▶ PROBLEM TO SOLVE
Repeat all of the records verbatim.
═══
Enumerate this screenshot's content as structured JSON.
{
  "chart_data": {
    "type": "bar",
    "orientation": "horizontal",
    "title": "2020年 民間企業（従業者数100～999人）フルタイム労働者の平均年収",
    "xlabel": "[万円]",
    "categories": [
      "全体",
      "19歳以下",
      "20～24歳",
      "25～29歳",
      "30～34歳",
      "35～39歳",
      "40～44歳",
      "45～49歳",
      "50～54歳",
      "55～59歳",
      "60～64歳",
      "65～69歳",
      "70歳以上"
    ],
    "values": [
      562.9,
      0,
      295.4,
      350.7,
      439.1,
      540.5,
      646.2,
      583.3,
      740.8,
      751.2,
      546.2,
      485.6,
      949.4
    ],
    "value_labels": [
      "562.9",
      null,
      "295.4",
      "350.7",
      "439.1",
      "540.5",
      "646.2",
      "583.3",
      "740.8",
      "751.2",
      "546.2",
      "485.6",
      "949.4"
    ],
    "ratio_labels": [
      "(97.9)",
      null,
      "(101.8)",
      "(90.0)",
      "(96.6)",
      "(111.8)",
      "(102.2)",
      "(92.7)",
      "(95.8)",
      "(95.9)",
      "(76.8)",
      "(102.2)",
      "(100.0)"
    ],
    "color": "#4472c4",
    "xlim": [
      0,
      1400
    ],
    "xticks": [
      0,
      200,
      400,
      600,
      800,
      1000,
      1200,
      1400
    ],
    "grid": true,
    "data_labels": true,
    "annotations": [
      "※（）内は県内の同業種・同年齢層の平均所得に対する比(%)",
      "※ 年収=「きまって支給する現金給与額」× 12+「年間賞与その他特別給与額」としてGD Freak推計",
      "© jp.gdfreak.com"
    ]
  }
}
═══
▶ RESPONSE BELOW
Enumerate this screenshot's content as structured JSON.
{
  "chart_data": {
    "type": "bar",
    "orientation": "horizontal",
    "title": "2020年 民間企業（従業者数100～999人）フルタイム労働者の平均年収",
    "xlabel": "[万円]",
    "categories": [
      "全体",
      "19歳以下",
      "20～24歳",
      "25～29歳",
      "30～34歳",
      "35～39歳",
      "40～44歳",
      "45～49歳",
      "50～54歳",
      "55～59歳",
      "60～64歳",
      "65～69歳",
      "70歳以上"
    ],
    "values": [
      562.9,
      0,
      295.4,
      350.7,
      439.1,
      540.5,
      646.2,
      583.3,
      740.8,
      751.2,
      546.2,
      485.6,
      949.4
    ],
    "value_labels": [
      "562.9",
      null,
      "295.4",
      "350.7",
      "439.1",
      "540.5",
      "646.2",
      "583.3",
      "740.8",
      "751.2",
      "546.2",
      "485.6",
      "949.4"
    ],
    "ratio_labels": [
      "(97.9)",
      null,
      "(101.8)",
      "(90.0)",
      "(96.6)",
      "(111.8)",
      "(102.2)",
      "(92.7)",
      "(95.8)",
      "(95.9)",
      "(76.8)",
      "(102.2)",
      "(100.0)"
    ],
    "color": "#4472c4",
    "xlim": [
      0,
      1400
    ],
    "xticks": [
      0,
      200,
      400,
      600,
      800,
      1000,
      1200,
      1400
    ],
    "grid": true,
    "data_labels": true,
    "annotations": [
      "※（）内は県内の同業種・同年齢層の平均所得に対する比(%)",
      "※ 年収=「きまって支給する現金給与額」× 12+「年間賞与その他特別給与額」としてGD Freak推計",
      "© jp.gdfreak.com"
    ]
  }
}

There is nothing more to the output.